>>
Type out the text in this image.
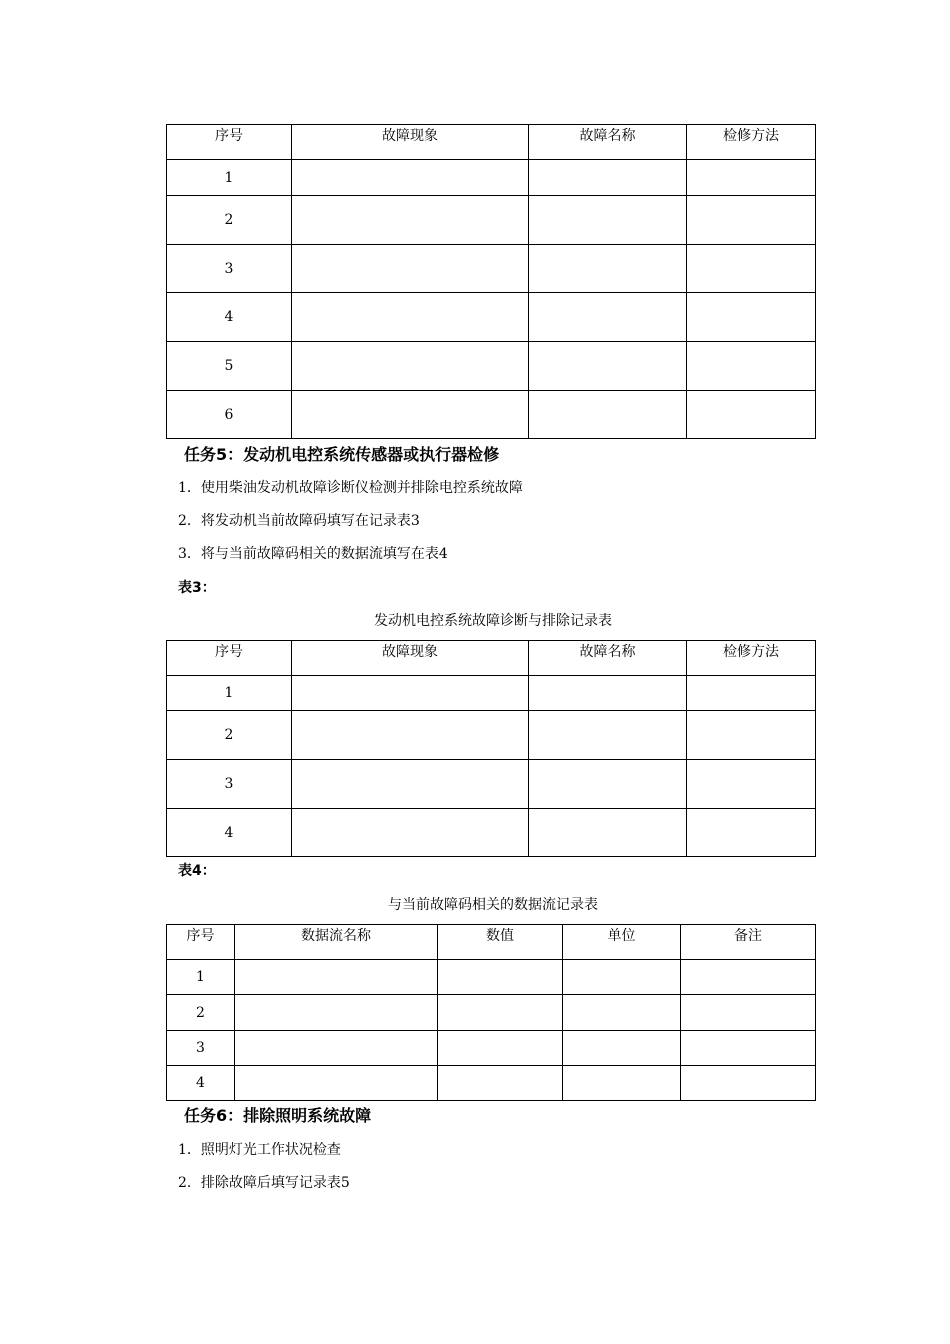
序号	故障现象	故障名称	检修方法
1			
2			
3			
4			
5			
6			
任务5：发动机电控系统传感器或执行器检修
1．使用柴油发动机故障诊断仪检测并排除电控系统故障
2．将发动机当前故障码填写在记录表3
3．将与当前故障码相关的数据流填写在表4
表3：
发动机电控系统故障诊断与排除记录表
序号	故障现象	故障名称	检修方法
1			
2			
3			
4			
表4：
与当前故障码相关的数据流记录表
序号	数据流名称	数值	单位	备注
1				
2				
3				
4				
任务6：排除照明系统故障
1．照明灯光工作状况检查
2．排除故障后填写记录表5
<<
Direction>
Copy every line above word for word and exclude the pictures.

Reply to the task>
Type out the text in this image.
序号	故障现象	故障名称	检修方法
1			
2			
3			
4			
5			
6			
任务5：发动机电控系统传感器或执行器检修
1．使用柴油发动机故障诊断仪检测并排除电控系统故障
2．将发动机当前故障码填写在记录表3
3．将与当前故障码相关的数据流填写在表4
表3：
发动机电控系统故障诊断与排除记录表
序号	故障现象	故障名称	检修方法
1			
2			
3			
4			
表4：
与当前故障码相关的数据流记录表
序号	数据流名称	数值	单位	备注
1				
2				
3				
4				
任务6：排除照明系统故障
1．照明灯光工作状况检查
2．排除故障后填写记录表5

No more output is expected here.